**What is expected**
Repeat the material below exactly, line for line.

□ □ □ □ □

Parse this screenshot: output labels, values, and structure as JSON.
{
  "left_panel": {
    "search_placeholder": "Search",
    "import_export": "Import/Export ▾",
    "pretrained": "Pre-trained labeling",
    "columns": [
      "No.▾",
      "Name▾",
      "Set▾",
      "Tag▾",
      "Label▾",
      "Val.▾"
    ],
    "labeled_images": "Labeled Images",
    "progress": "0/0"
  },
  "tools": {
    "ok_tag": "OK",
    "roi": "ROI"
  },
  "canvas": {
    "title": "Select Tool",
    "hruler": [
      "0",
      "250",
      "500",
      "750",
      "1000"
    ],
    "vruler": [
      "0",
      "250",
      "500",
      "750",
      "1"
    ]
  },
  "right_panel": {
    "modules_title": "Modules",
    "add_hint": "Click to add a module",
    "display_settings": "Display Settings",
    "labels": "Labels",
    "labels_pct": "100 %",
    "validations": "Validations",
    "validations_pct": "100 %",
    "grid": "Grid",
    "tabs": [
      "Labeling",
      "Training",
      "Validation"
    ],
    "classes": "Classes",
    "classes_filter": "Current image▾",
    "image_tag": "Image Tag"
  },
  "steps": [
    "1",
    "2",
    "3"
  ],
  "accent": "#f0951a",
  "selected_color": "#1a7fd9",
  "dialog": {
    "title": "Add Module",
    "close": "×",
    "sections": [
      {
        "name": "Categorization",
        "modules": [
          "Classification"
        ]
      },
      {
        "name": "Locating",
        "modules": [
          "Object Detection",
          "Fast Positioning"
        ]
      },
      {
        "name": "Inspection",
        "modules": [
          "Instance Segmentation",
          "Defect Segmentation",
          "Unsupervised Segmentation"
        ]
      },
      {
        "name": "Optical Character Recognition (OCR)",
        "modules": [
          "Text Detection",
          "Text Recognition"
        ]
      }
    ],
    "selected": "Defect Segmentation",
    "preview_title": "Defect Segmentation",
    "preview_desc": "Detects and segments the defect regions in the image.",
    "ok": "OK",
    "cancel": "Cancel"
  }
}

□ □ □ □ □

**Finished answer**
Parse this screenshot: output labels, values, and structure as JSON.
{
  "left_panel": {
    "search_placeholder": "Search",
    "import_export": "Import/Export ▾",
    "pretrained": "Pre-trained labeling",
    "columns": [
      "No.▾",
      "Name▾",
      "Set▾",
      "Tag▾",
      "Label▾",
      "Val.▾"
    ],
    "labeled_images": "Labeled Images",
    "progress": "0/0"
  },
  "tools": {
    "ok_tag": "OK",
    "roi": "ROI"
  },
  "canvas": {
    "title": "Select Tool",
    "hruler": [
      "0",
      "250",
      "500",
      "750",
      "1000"
    ],
    "vruler": [
      "0",
      "250",
      "500",
      "750",
      "1"
    ]
  },
  "right_panel": {
    "modules_title": "Modules",
    "add_hint": "Click to add a module",
    "display_settings": "Display Settings",
    "labels": "Labels",
    "labels_pct": "100 %",
    "validations": "Validations",
    "validations_pct": "100 %",
    "grid": "Grid",
    "tabs": [
      "Labeling",
      "Training",
      "Validation"
    ],
    "classes": "Classes",
    "classes_filter": "Current image▾",
    "image_tag": "Image Tag"
  },
  "steps": [
    "1",
    "2",
    "3"
  ],
  "accent": "#f0951a",
  "selected_color": "#1a7fd9",
  "dialog": {
    "title": "Add Module",
    "close": "×",
    "sections": [
      {
        "name": "Categorization",
        "modules": [
          "Classification"
        ]
      },
      {
        "name": "Locating",
        "modules": [
          "Object Detection",
          "Fast Positioning"
        ]
      },
      {
        "name": "Inspection",
        "modules": [
          "Instance Segmentation",
          "Defect Segmentation",
          "Unsupervised Segmentation"
        ]
      },
      {
        "name": "Optical Character Recognition (OCR)",
        "modules": [
          "Text Detection",
          "Text Recognition"
        ]
      }
    ],
    "selected": "Defect Segmentation",
    "preview_title": "Defect Segmentation",
    "preview_desc": "Detects and segments the defect regions in the image.",
    "ok": "OK",
    "cancel": "Cancel"
  }
}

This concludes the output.